• **Required work**
Each of the entries should be retyped precisely as it appears.

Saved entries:
# # # # # # #

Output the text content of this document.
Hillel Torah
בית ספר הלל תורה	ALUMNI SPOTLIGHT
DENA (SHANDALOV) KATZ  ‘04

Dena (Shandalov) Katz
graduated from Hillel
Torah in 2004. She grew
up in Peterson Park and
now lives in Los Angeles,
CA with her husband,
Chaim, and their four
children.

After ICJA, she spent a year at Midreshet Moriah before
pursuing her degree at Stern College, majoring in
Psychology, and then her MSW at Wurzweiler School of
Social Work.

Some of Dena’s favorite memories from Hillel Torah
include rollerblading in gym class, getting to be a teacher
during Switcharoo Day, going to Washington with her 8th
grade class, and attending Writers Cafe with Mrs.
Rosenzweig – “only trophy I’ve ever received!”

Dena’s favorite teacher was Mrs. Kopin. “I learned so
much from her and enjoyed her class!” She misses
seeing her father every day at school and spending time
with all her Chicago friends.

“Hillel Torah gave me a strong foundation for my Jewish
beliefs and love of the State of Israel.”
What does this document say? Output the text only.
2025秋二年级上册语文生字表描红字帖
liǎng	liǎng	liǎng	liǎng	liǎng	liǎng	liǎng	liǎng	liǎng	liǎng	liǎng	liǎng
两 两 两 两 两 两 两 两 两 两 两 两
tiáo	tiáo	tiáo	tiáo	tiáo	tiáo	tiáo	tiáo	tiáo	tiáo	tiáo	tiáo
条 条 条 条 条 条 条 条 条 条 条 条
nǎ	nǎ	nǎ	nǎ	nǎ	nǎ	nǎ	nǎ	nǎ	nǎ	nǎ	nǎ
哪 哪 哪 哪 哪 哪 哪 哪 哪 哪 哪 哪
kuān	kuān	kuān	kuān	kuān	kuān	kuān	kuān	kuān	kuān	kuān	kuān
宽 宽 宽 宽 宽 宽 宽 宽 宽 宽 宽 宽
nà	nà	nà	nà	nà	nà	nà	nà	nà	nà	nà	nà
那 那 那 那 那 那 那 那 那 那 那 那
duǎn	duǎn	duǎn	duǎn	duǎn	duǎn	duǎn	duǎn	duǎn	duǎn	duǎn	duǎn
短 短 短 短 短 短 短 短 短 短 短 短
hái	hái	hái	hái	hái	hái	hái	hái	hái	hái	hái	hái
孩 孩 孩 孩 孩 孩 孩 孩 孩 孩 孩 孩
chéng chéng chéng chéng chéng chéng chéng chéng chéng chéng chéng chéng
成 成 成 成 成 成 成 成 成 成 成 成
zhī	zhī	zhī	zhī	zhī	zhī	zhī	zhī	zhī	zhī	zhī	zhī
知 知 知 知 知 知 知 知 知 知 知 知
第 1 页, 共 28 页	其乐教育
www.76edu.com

# # # # # # #

• **Finished exercise**
Output the text content of this document.
Hillel Torah
בית ספר הלל תורה	ALUMNI SPOTLIGHT
DENA (SHANDALOV) KATZ  ‘04

Dena (Shandalov) Katz
graduated from Hillel
Torah in 2004. She grew
up in Peterson Park and
now lives in Los Angeles,
CA with her husband,
Chaim, and their four
children.

After ICJA, she spent a year at Midreshet Moriah before
pursuing her degree at Stern College, majoring in
Psychology, and then her MSW at Wurzweiler School of
Social Work.

Some of Dena’s favorite memories from Hillel Torah
include rollerblading in gym class, getting to be a teacher
during Switcharoo Day, going to Washington with her 8th
grade class, and attending Writers Cafe with Mrs.
Rosenzweig – “only trophy I’ve ever received!”

Dena’s favorite teacher was Mrs. Kopin. “I learned so
much from her and enjoyed her class!” She misses
seeing her father every day at school and spending time
with all her Chicago friends.

“Hillel Torah gave me a strong foundation for my Jewish
beliefs and love of the State of Israel.”
What does this document say? Output the text only.
2025秋二年级上册语文生字表描红字帖
liǎng	liǎng	liǎng	liǎng	liǎng	liǎng	liǎng	liǎng	liǎng	liǎng	liǎng	liǎng
两 两 两 两 两 两 两 两 两 两 两 两
tiáo	tiáo	tiáo	tiáo	tiáo	tiáo	tiáo	tiáo	tiáo	tiáo	tiáo	tiáo
条 条 条 条 条 条 条 条 条 条 条 条
nǎ	nǎ	nǎ	nǎ	nǎ	nǎ	nǎ	nǎ	nǎ	nǎ	nǎ	nǎ
哪 哪 哪 哪 哪 哪 哪 哪 哪 哪 哪 哪
kuān	kuān	kuān	kuān	kuān	kuān	kuān	kuān	kuān	kuān	kuān	kuān
宽 宽 宽 宽 宽 宽 宽 宽 宽 宽 宽 宽
nà	nà	nà	nà	nà	nà	nà	nà	nà	nà	nà	nà
那 那 那 那 那 那 那 那 那 那 那 那
duǎn	duǎn	duǎn	duǎn	duǎn	duǎn	duǎn	duǎn	duǎn	duǎn	duǎn	duǎn
短 短 短 短 短 短 短 短 短 短 短 短
hái	hái	hái	hái	hái	hái	hái	hái	hái	hái	hái	hái
孩 孩 孩 孩 孩 孩 孩 孩 孩 孩 孩 孩
chéng chéng chéng chéng chéng chéng chéng chéng chéng chéng chéng chéng
成 成 成 成 成 成 成 成 成 成 成 成
zhī	zhī	zhī	zhī	zhī	zhī	zhī	zhī	zhī	zhī	zhī	zhī
知 知 知 知 知 知 知 知 知 知 知 知
第 1 页, 共 28 页	其乐教育
www.76edu.com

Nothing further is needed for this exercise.